- Given request
Every line with the string "经本职业电子商务师正规培训达规定标准学时数" should be gathered.

>> Start

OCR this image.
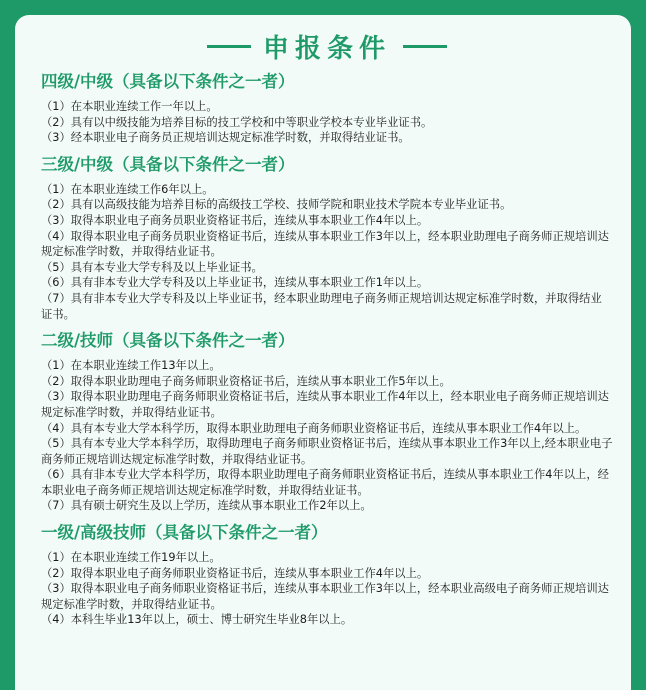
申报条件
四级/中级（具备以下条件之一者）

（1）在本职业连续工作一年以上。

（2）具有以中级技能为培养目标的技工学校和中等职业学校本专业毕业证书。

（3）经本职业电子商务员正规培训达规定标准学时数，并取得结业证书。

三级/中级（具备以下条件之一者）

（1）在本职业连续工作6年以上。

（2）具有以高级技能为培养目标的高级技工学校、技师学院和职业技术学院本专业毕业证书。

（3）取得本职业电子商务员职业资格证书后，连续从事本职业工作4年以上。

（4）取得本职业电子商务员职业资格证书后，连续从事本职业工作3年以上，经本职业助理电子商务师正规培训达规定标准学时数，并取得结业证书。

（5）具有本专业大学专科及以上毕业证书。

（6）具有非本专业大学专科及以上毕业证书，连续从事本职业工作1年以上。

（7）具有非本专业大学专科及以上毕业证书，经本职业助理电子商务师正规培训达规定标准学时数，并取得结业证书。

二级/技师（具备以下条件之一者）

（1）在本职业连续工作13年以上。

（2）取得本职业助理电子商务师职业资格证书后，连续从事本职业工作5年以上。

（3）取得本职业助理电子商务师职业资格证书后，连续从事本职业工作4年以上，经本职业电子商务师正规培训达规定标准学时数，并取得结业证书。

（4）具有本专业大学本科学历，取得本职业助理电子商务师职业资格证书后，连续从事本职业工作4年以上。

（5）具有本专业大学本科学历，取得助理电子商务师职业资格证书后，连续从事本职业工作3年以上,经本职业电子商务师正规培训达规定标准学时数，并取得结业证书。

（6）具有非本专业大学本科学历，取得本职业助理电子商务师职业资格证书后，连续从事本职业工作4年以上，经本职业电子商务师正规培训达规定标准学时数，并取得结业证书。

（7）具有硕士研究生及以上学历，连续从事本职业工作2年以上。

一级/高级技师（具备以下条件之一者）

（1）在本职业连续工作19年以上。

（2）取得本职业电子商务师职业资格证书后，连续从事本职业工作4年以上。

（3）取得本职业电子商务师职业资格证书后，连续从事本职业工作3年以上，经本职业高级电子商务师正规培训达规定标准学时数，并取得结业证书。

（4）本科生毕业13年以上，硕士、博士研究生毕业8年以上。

>> End
>> Start

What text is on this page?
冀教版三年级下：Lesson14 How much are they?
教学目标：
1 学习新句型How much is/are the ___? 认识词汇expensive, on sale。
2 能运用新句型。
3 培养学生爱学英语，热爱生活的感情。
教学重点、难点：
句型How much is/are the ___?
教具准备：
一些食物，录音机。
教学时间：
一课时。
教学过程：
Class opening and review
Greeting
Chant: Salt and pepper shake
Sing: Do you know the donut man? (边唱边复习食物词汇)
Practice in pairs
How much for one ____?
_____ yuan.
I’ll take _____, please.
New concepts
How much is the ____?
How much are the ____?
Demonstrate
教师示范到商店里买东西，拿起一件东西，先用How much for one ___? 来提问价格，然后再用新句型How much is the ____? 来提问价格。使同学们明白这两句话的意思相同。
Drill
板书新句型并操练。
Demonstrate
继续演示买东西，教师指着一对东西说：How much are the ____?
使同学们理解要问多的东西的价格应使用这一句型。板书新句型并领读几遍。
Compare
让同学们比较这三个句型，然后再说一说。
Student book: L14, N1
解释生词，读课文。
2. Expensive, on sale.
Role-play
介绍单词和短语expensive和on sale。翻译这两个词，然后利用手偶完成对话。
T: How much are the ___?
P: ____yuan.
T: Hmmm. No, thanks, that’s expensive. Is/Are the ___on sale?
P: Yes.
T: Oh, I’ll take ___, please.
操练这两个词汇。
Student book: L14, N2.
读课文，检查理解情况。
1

>> End
>> Start

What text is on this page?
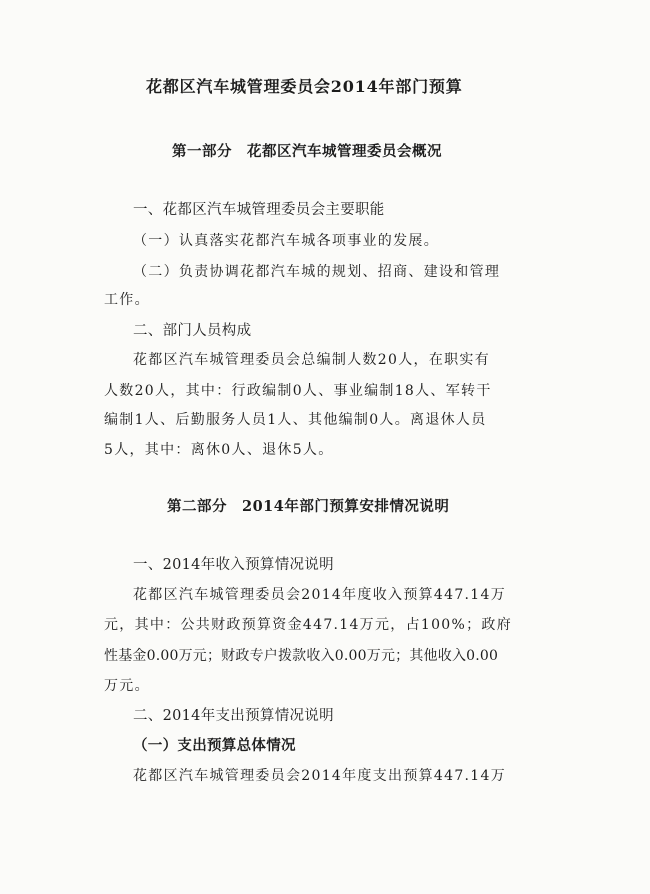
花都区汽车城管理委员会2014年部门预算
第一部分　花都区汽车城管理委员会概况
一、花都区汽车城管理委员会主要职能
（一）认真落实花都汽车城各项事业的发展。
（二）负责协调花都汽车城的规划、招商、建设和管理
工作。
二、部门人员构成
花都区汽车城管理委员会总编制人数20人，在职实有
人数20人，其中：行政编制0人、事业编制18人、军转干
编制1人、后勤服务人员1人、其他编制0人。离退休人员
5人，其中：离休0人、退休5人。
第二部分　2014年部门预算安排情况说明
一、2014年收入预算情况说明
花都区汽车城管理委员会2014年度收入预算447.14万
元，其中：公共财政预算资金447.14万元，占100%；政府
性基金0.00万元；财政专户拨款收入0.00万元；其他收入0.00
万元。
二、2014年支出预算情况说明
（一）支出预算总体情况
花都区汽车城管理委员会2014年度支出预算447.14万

>> End

- Written solution
（3）取得本职业助理电子商务师职业资格证书后，连续从事本职业工作4年以上，经本职业电子商务师正规培训达规定标准学时数，并取得结业证书。
（5）具有本专业大学本科学历，取得助理电子商务师职业资格证书后，连续从事本职业工作3年以上,经本职业电子商务师正规培训达规定标准学时数，并取得结业证书。
（6）具有非本专业大学本科学历，取得本职业助理电子商务师职业资格证书后，连续从事本职业工作4年以上，经本职业电子商务师正规培训达规定标准学时数，并取得结业证书。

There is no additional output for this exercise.